● **Dataset extract**

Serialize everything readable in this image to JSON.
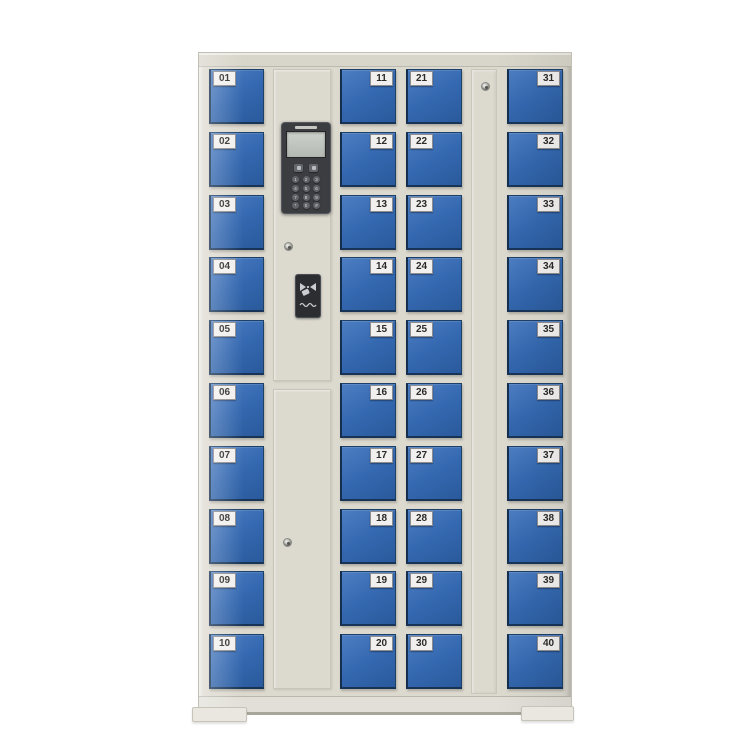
{
  "scene": {
    "type": "product-photo",
    "subject": "40-door electronic smart locker cabinet",
    "background_color": "#ffffff"
  },
  "palette": {
    "cabinet_body": "#dcd9cf",
    "door_blue": "#3468b0",
    "door_edge": "#1d4066",
    "control_panel_dark": "#3b3d41",
    "lcd_screen": "#c3c9c2",
    "number_chip": "#f1f0ee",
    "number_text": "#2a2a2a"
  },
  "cabinet": {
    "door_count_total": 40,
    "columns": [
      {
        "name": "door-column-1",
        "type": "doors",
        "label_side": "left",
        "doors": [
          "01",
          "02",
          "03",
          "04",
          "05",
          "06",
          "07",
          "08",
          "09",
          "10"
        ]
      },
      {
        "name": "control-column",
        "type": "control-panel"
      },
      {
        "name": "door-column-2",
        "type": "doors",
        "label_side": "right",
        "doors": [
          "11",
          "12",
          "13",
          "14",
          "15",
          "16",
          "17",
          "18",
          "19",
          "20"
        ]
      },
      {
        "name": "door-column-3",
        "type": "doors",
        "label_side": "left",
        "doors": [
          "21",
          "22",
          "23",
          "24",
          "25",
          "26",
          "27",
          "28",
          "29",
          "30"
        ]
      },
      {
        "name": "lock-column",
        "type": "lock-door"
      },
      {
        "name": "door-column-4",
        "type": "doors",
        "label_side": "right",
        "doors": [
          "31",
          "32",
          "33",
          "34",
          "35",
          "36",
          "37",
          "38",
          "39",
          "40"
        ]
      }
    ],
    "control_panel": {
      "display": "lcd-screen",
      "function_key_count": 2,
      "keypad_keys": [
        "1",
        "2",
        "3",
        "4",
        "5",
        "6",
        "7",
        "8",
        "9",
        "*",
        "0",
        "#"
      ],
      "card_reader": "rfid-card-swipe-area",
      "keyhole_count": 2
    },
    "lock_column": {
      "keyhole_count": 1
    }
  }
}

● **Description of the task**
Repeat each entry exactly as it appears; skip any picture.

● **Full response**
Serialize everything readable in this image to JSON.
{
  "scene": {
    "type": "product-photo",
    "subject": "40-door electronic smart locker cabinet",
    "background_color": "#ffffff"
  },
  "palette": {
    "cabinet_body": "#dcd9cf",
    "door_blue": "#3468b0",
    "door_edge": "#1d4066",
    "control_panel_dark": "#3b3d41",
    "lcd_screen": "#c3c9c2",
    "number_chip": "#f1f0ee",
    "number_text": "#2a2a2a"
  },
  "cabinet": {
    "door_count_total": 40,
    "columns": [
      {
        "name": "door-column-1",
        "type": "doors",
        "label_side": "left",
        "doors": [
          "01",
          "02",
          "03",
          "04",
          "05",
          "06",
          "07",
          "08",
          "09",
          "10"
        ]
      },
      {
        "name": "control-column",
        "type": "control-panel"
      },
      {
        "name": "door-column-2",
        "type": "doors",
        "label_side": "right",
        "doors": [
          "11",
          "12",
          "13",
          "14",
          "15",
          "16",
          "17",
          "18",
          "19",
          "20"
        ]
      },
      {
        "name": "door-column-3",
        "type": "doors",
        "label_side": "left",
        "doors": [
          "21",
          "22",
          "23",
          "24",
          "25",
          "26",
          "27",
          "28",
          "29",
          "30"
        ]
      },
      {
        "name": "lock-column",
        "type": "lock-door"
      },
      {
        "name": "door-column-4",
        "type": "doors",
        "label_side": "right",
        "doors": [
          "31",
          "32",
          "33",
          "34",
          "35",
          "36",
          "37",
          "38",
          "39",
          "40"
        ]
      }
    ],
    "control_panel": {
      "display": "lcd-screen",
      "function_key_count": 2,
      "keypad_keys": [
        "1",
        "2",
        "3",
        "4",
        "5",
        "6",
        "7",
        "8",
        "9",
        "*",
        "0",
        "#"
      ],
      "card_reader": "rfid-card-swipe-area",
      "keyhole_count": 2
    },
    "lock_column": {
      "keyhole_count": 1
    }
  }
}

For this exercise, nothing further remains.